**Task to complete**
In the records below, find each line containing the word "series" and copy it.
---
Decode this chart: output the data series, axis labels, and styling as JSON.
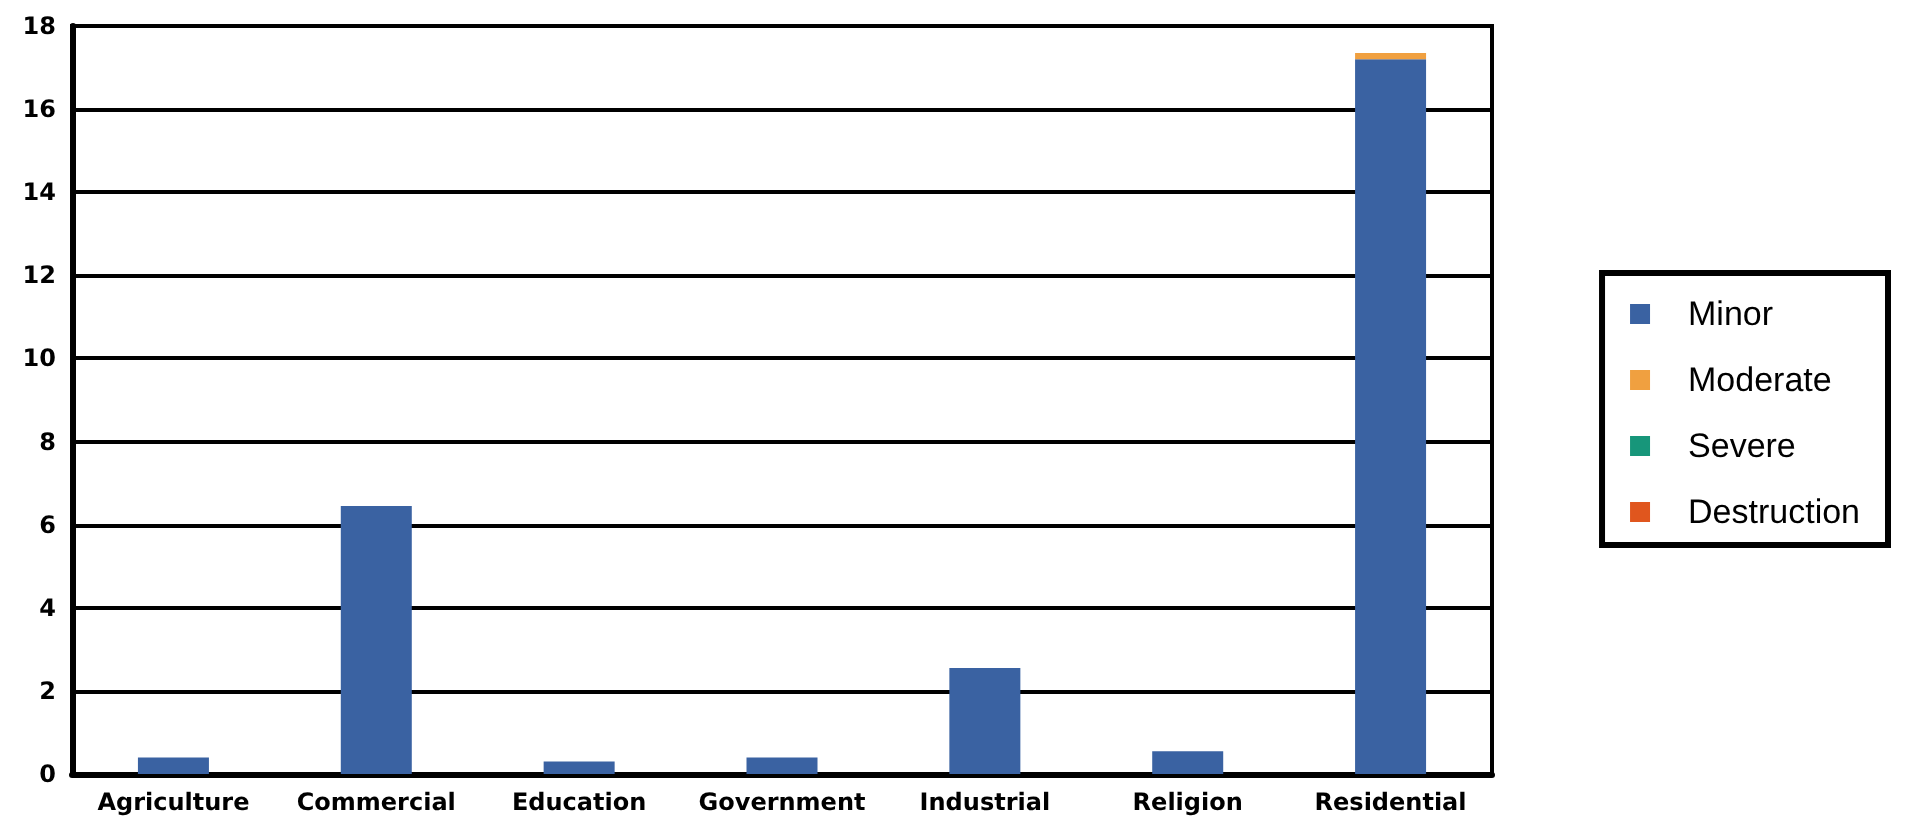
{
  "chart_data": {
    "type": "bar",
    "stacked": true,
    "categories": [
      "Agriculture",
      "Commercial",
      "Education",
      "Government",
      "Industrial",
      "Religion",
      "Residential"
    ],
    "series": [
      {
        "name": "Minor",
        "color": "#3a62a2",
        "values": [
          0.4,
          6.45,
          0.3,
          0.4,
          2.55,
          0.55,
          17.2
        ]
      },
      {
        "name": "Moderate",
        "color": "#f0a040",
        "values": [
          0,
          0,
          0,
          0,
          0,
          0,
          0.15
        ]
      },
      {
        "name": "Severe",
        "color": "#17967a",
        "values": [
          0,
          0,
          0,
          0,
          0,
          0,
          0
        ]
      },
      {
        "name": "Destruction",
        "color": "#e0561e",
        "values": [
          0,
          0,
          0,
          0,
          0,
          0,
          0
        ]
      }
    ],
    "ylim": [
      0,
      18
    ],
    "yticks": [
      0,
      2,
      4,
      6,
      8,
      10,
      12,
      14,
      16,
      18
    ],
    "grid": "y",
    "legend": "right"
  }
}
---
**Exercise output**
Decode this chart: output the data series, axis labels, and styling as JSON.
    "series": [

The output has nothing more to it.